Read the entries below and pull out each line with the string "frame".

>> Start DATA PROVIDED

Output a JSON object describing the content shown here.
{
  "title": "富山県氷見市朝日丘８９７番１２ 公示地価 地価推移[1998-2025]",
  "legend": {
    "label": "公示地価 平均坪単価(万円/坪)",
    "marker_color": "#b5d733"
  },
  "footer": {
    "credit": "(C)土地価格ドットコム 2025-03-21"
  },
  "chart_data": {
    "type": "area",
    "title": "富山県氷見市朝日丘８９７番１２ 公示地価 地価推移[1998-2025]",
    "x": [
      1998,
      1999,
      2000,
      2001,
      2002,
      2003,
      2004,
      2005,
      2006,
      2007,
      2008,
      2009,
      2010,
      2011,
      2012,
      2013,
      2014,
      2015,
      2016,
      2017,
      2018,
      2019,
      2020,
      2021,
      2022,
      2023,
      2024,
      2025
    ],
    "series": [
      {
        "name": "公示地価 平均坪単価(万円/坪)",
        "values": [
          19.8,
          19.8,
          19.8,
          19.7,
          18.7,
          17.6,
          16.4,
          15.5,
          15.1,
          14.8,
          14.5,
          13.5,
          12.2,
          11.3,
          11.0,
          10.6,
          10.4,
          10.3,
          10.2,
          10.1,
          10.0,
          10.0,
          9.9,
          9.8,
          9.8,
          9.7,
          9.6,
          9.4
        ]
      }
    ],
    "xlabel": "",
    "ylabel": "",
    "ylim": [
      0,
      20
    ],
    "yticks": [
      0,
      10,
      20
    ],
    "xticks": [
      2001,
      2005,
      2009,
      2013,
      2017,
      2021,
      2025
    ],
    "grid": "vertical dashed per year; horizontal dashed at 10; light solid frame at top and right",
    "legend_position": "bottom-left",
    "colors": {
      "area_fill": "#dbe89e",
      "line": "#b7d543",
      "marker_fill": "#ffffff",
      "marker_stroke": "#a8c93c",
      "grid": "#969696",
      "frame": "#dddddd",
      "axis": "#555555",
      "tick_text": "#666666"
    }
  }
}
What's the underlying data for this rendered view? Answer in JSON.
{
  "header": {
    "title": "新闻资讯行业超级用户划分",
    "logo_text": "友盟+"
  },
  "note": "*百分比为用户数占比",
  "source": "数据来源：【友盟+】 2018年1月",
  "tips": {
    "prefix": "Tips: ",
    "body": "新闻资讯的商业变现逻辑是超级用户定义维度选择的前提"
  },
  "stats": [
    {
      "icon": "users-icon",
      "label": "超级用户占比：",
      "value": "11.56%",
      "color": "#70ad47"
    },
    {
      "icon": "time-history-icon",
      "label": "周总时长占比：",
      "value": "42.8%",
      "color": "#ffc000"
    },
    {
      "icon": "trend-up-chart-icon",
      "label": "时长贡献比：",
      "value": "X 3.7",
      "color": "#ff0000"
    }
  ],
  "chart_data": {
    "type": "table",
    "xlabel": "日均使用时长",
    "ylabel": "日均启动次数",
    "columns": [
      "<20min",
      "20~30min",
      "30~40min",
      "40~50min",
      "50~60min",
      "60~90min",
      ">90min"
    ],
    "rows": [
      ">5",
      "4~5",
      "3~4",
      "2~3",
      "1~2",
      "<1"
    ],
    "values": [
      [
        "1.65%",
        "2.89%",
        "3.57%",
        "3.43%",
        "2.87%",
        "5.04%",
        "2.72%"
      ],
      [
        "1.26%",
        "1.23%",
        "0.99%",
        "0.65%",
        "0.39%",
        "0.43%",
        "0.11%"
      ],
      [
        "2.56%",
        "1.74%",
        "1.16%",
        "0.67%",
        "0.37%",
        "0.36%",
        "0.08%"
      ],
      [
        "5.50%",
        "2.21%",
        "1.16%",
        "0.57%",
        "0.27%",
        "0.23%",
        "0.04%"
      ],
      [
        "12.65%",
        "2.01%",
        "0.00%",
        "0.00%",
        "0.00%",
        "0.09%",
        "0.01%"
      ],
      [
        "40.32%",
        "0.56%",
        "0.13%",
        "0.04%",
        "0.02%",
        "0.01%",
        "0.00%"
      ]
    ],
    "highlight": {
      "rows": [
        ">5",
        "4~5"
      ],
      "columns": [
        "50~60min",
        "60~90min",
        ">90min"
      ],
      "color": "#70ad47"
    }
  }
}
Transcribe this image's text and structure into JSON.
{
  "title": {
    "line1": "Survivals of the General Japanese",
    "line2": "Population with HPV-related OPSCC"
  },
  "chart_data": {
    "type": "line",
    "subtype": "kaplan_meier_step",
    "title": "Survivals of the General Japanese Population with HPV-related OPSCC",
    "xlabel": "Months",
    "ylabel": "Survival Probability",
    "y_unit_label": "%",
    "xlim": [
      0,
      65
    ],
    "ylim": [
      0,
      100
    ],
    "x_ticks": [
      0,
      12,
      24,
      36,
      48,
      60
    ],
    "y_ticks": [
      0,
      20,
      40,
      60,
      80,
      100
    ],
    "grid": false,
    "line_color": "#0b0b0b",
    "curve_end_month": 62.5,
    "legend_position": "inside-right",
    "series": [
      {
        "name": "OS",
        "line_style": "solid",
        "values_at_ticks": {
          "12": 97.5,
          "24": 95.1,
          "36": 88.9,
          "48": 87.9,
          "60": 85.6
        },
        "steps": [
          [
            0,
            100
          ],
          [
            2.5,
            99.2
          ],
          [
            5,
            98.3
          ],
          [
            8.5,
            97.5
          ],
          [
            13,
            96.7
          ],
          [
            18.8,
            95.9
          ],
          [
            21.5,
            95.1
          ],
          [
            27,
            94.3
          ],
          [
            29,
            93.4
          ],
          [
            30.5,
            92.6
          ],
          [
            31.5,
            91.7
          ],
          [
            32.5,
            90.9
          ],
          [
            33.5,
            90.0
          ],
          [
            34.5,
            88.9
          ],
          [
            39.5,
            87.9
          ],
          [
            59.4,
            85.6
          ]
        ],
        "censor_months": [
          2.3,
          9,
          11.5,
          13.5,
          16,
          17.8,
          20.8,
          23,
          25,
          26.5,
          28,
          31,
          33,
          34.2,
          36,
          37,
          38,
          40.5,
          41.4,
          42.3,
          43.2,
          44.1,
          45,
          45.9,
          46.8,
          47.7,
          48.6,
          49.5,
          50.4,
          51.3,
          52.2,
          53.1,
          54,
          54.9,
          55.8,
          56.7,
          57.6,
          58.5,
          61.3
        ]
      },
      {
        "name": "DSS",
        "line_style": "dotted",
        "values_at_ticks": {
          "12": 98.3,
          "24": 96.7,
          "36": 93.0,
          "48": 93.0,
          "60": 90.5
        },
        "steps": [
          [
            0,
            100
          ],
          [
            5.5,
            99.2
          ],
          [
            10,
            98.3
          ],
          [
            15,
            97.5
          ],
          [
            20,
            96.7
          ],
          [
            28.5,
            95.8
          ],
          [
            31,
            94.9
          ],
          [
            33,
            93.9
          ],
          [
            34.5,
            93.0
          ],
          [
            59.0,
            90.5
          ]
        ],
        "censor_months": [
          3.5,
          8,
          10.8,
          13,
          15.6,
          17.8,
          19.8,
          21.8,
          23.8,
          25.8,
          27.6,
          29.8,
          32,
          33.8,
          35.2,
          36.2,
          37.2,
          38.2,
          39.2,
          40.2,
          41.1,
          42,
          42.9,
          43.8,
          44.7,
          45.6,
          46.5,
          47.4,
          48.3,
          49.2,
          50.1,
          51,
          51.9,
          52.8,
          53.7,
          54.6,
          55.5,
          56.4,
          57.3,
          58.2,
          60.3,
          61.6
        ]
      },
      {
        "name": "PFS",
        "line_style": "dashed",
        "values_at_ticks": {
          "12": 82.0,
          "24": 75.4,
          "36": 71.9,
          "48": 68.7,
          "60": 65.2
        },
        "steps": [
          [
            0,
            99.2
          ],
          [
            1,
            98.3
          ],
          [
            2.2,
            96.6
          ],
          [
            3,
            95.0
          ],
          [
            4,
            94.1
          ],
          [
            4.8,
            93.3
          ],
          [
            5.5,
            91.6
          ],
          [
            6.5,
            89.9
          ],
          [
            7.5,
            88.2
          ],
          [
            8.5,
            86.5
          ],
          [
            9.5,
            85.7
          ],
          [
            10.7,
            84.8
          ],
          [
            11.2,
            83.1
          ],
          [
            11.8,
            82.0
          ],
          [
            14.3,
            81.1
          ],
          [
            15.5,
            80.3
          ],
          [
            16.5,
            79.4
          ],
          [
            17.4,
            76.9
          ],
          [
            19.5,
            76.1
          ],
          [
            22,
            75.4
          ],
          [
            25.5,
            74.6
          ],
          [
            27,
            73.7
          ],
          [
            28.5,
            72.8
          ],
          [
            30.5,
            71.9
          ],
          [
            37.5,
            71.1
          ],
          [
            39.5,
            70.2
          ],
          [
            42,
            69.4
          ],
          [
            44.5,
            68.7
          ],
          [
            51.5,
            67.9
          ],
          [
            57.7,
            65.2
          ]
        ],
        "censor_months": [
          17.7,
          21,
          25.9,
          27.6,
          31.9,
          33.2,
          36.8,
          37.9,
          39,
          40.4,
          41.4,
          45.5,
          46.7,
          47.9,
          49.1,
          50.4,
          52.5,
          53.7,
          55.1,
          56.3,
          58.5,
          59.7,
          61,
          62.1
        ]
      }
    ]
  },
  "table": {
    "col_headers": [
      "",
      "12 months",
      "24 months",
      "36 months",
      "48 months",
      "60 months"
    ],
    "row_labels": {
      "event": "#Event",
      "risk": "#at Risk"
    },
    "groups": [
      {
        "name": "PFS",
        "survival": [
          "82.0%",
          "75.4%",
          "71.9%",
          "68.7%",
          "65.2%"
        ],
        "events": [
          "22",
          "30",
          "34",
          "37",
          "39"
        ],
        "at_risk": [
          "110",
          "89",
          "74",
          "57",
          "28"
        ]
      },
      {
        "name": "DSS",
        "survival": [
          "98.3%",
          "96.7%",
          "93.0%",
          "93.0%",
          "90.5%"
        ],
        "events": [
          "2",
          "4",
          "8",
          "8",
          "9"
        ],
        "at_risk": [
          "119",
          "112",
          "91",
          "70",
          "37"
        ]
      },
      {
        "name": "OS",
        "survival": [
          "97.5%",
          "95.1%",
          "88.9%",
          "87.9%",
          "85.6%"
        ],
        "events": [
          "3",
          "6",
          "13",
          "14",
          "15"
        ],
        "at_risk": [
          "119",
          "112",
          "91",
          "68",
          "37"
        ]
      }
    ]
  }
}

>> End DATA PROVIDED

**RESULT BELOW**
    "grid": "vertical dashed per year; horizontal dashed at 10; light solid frame at top and right",
      "frame": "#dddddd",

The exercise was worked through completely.